- **EXERCISE PROMPT**: Look through the lines of the material and count those containing "image". Give that count alone.

----

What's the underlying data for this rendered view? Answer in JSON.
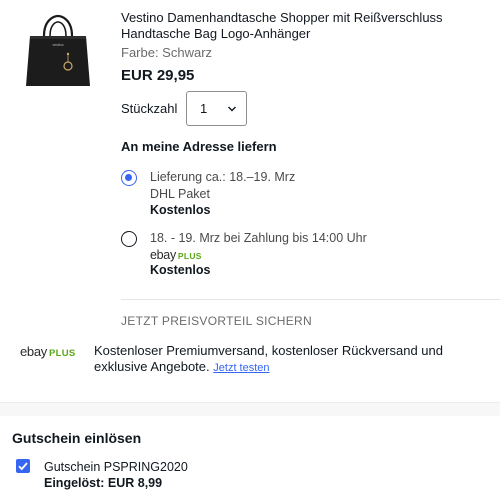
{
  "product": {
    "title": "Vestino Damenhandtasche Shopper mit Reißverschluss Handtasche Bag Logo-Anhänger",
    "color": "Farbe: Schwarz",
    "price": "EUR 29,95",
    "image_icon": "black-handbag-image"
  },
  "quantity": {
    "label": "Stückzahl",
    "value": "1"
  },
  "shipping": {
    "heading": "An meine Adresse liefern",
    "options": [
      {
        "selected": true,
        "line1": "Lieferung ca.: 18.–19. Mrz",
        "line2": "DHL Paket",
        "cost": "Kostenlos"
      },
      {
        "selected": false,
        "line1": "18. - 19. Mrz bei Zahlung bis 14:00 Uhr",
        "brand_ebay": "ebay",
        "brand_plus": "PLUS",
        "cost": "Kostenlos"
      }
    ]
  },
  "promo": {
    "heading": "JETZT PREISVORTEIL SICHERN",
    "brand_ebay": "ebay",
    "brand_plus": "PLUS",
    "text": "Kostenloser Premiumversand, kostenloser Rückversand und exklusive Angebote.",
    "link": "Jetzt testen"
  },
  "voucher": {
    "heading": "Gutschein einlösen",
    "code": "Gutschein PSPRING2020",
    "redeemed": "Eingelöst: EUR 8,99",
    "checked": true
  },
  "colors": {
    "accent_blue": "#3665f3",
    "plus_green": "#5ba71b",
    "text": "#111820",
    "muted": "#6b6b6b"
  }
}
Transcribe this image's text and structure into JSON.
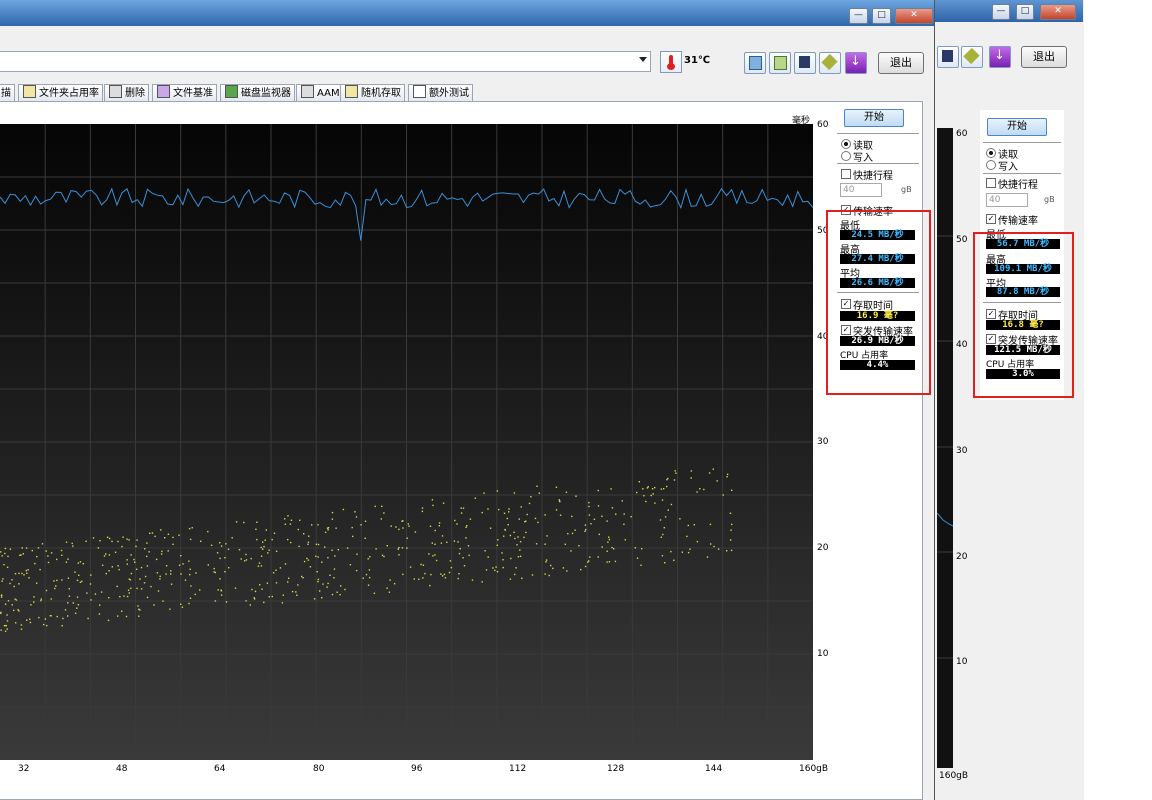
{
  "toolbar": {
    "temperature": "31℃",
    "exit_label": "退出",
    "exit_label_back": "退出"
  },
  "tabs": [
    {
      "label": "描"
    },
    {
      "label": "文件夹占用率"
    },
    {
      "label": "删除"
    },
    {
      "label": "文件基准"
    },
    {
      "label": "磁盘监视器"
    },
    {
      "label": "AAM"
    },
    {
      "label": "随机存取"
    },
    {
      "label": "额外测试"
    }
  ],
  "window_buttons": {
    "minimize": "—",
    "maximize": "□",
    "close": "✕"
  },
  "front_panel": {
    "start_label": "开始",
    "read_label": "读取",
    "write_label": "写入",
    "short_stroke_label": "快捷行程",
    "short_stroke_value": "40",
    "gb_unit": "gB",
    "transfer_rate_label": "传输速率",
    "min_label": "最低",
    "min_value": "24.5 MB/秒",
    "max_label": "最高",
    "max_value": "27.4 MB/秒",
    "avg_label": "平均",
    "avg_value": "26.6 MB/秒",
    "access_time_label": "存取时间",
    "access_time_value": "16.9 毫?",
    "burst_label": "突发传输速率",
    "burst_value": "26.9 MB/秒",
    "cpu_label": "CPU 占用率",
    "cpu_value": "4.4%"
  },
  "back_panel": {
    "start_label": "开始",
    "read_label": "读取",
    "write_label": "写入",
    "short_stroke_label": "快捷行程",
    "short_stroke_value": "40",
    "gb_unit": "gB",
    "transfer_rate_label": "传输速率",
    "min_label": "最低",
    "min_value": "56.7 MB/秒",
    "max_label": "最高",
    "max_value": "109.1 MB/秒",
    "avg_label": "平均",
    "avg_value": "87.8 MB/秒",
    "access_time_label": "存取时间",
    "access_time_value": "16.8 毫?",
    "burst_label": "突发传输速率",
    "burst_value": "121.5 MB/秒",
    "cpu_label": "CPU 占用率",
    "cpu_value": "3.0%"
  },
  "back_chart": {
    "y_ticks": [
      "60",
      "50",
      "40",
      "30",
      "20",
      "10"
    ],
    "x_end_label": "160gB"
  },
  "chart_data": {
    "type": "line",
    "ylabel": "毫秒",
    "y_ticks": [
      "60",
      "50",
      "40",
      "30",
      "20",
      "10"
    ],
    "ylim": [
      0,
      60
    ],
    "x_ticks": [
      "32",
      "48",
      "64",
      "80",
      "96",
      "112",
      "128",
      "144",
      "160gB"
    ],
    "xlim": [
      16,
      160
    ],
    "grid": true,
    "series": [
      {
        "kind": "transfer-rate",
        "color": "#3b8fd6",
        "approx_y": 53,
        "dip_x": 80,
        "dip_y": 49
      },
      {
        "kind": "access-time-scatter",
        "color": "#d6d648",
        "y_range_start": [
          12,
          20
        ],
        "y_range_end": [
          20,
          29
        ]
      }
    ]
  },
  "colors": {
    "chart_bg": "#111111",
    "grid": "#3a3a3a",
    "rate_line": "#3b8fd6",
    "scatter": "#d6d648",
    "highlight": "#e02020",
    "title_bar": "#3f7bc1"
  }
}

----

- **SOLUTION TO THE EXERCISE**: 2